• _TASK SET_
**1.** In the fable critiques, what score does *The Loyal Worker* receive?
**2.** Carry on the fable critiques from the point where they end.

Title: *The Loyal Worker*
Author:  Burnz

I liked this one.  A well-written, nicely-executed modern fable.  There were just a few simple punctuation errors, most having to do with the placement of your commas.  Also, the "surprise ending" of Margaret going berserk and running over the guy with her car didn't seem very believable to me.  It seems out of character for the loyal employee to turn so abruptly into the murderous psycho.  You also went slightly over the word limit.

Score: *15/20*


Title: *Diamonds in the Sky*
Author:  Kelhanion

Good job on creating an entirely original fable with a unique and interesting tone!  There were a few simple punctuation errors, but for the most part I really enjoyed this.  The double moral in the end sort of went over my head--you might have simplified it, gone with just one moral, and cut some length in the process.

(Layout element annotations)
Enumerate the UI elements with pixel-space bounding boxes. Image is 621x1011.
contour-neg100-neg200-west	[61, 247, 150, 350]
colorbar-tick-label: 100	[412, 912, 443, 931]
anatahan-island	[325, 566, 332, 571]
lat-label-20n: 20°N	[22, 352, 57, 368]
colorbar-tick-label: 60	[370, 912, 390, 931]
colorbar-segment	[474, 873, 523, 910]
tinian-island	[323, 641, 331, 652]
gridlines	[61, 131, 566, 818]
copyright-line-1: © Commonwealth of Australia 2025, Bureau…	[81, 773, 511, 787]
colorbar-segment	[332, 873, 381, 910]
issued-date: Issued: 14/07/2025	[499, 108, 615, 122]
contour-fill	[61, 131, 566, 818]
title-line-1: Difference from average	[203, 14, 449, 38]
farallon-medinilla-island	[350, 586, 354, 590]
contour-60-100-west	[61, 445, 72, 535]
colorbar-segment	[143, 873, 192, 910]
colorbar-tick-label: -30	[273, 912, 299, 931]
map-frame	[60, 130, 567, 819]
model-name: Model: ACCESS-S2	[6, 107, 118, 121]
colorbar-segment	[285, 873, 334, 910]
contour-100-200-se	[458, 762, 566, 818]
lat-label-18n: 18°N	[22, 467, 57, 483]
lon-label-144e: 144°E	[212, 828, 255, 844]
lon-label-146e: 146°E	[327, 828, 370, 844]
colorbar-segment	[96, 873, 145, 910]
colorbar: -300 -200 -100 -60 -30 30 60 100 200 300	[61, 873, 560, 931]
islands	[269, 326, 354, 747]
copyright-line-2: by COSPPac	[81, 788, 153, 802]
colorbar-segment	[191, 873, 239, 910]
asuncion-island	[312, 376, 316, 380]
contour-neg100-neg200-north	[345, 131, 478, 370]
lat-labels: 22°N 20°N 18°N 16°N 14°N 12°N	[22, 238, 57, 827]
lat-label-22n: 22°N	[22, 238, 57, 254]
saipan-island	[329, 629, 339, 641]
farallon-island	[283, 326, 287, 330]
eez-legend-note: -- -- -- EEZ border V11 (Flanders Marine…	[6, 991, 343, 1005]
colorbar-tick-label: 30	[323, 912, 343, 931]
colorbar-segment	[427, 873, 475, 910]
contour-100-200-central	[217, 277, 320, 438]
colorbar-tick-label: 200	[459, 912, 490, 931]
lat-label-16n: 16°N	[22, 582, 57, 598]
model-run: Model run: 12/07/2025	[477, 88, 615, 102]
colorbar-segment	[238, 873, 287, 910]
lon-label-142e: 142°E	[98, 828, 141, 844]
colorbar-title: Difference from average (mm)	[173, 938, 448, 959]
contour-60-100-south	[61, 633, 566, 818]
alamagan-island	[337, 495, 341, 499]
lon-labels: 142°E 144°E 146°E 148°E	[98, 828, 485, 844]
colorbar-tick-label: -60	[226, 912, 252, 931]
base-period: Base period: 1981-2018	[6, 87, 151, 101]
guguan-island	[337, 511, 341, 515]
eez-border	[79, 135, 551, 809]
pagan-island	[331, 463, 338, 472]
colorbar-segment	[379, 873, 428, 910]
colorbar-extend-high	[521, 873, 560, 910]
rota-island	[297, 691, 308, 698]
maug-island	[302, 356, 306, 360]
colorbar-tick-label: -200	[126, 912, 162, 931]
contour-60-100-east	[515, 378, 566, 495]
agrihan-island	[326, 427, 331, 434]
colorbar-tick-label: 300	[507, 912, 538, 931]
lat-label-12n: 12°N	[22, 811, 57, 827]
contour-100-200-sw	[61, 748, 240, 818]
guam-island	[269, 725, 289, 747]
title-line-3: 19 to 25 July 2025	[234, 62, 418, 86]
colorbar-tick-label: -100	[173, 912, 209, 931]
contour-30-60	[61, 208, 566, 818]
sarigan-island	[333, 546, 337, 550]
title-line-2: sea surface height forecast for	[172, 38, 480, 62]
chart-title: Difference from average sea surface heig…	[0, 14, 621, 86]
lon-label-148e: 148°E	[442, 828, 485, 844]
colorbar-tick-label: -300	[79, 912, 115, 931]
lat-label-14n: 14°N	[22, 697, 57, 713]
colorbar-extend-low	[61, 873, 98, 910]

• _TASK RESPONSES_
**1.** 15/20

**2.**
Score: *15/20*


Title:  *The Other Side*
Author: bobothegoat

As far as nailing the traditional fable tone, this does pretty well.  You also made great use of space.  A couple of problems ...  First of all, there was an awkward transition when you switch from the background information to the actual in-scene events.  Also, while your fable clearly supports your moral, I'm not sure exactly why the moral is important.  Technically good, but not one of my favorites.

Score:  *14/20*


Title:  *Keep Digging*
Author: Farror

What I liked about this was the sense of playfulness with the English language.   "Prospectoring?"  Good stuff.  However, there were numerous punctuation errors, and the story itself felt a little long and confused.  The moral was a little jumbled, and spelling mistakes within it made it unclear what you were saying.

Score:  *9/20*


Title:  *The Squirrel's Folly*
Author:  LoneWolf

Excellent job, LoneWolf.  This one screamed "fable" from beginning to end, while still having plenty of originality and invention to make it a delight to read.  You have excellent writing skills, and use your limited space to say a lot about the characters.  The only real problem is with the length.  

Score:  *18/20*


Title:  *Cutco Knives are Sharp*
Author:  gohn67

Well, you've got some good things going with the way you establish a scene quickly and effectively, with very few words.  Unfortunately, I thought the story and the moral were too needlessly vulgur for me to enjoy.  And, um, well ....   That's all I have to say about that!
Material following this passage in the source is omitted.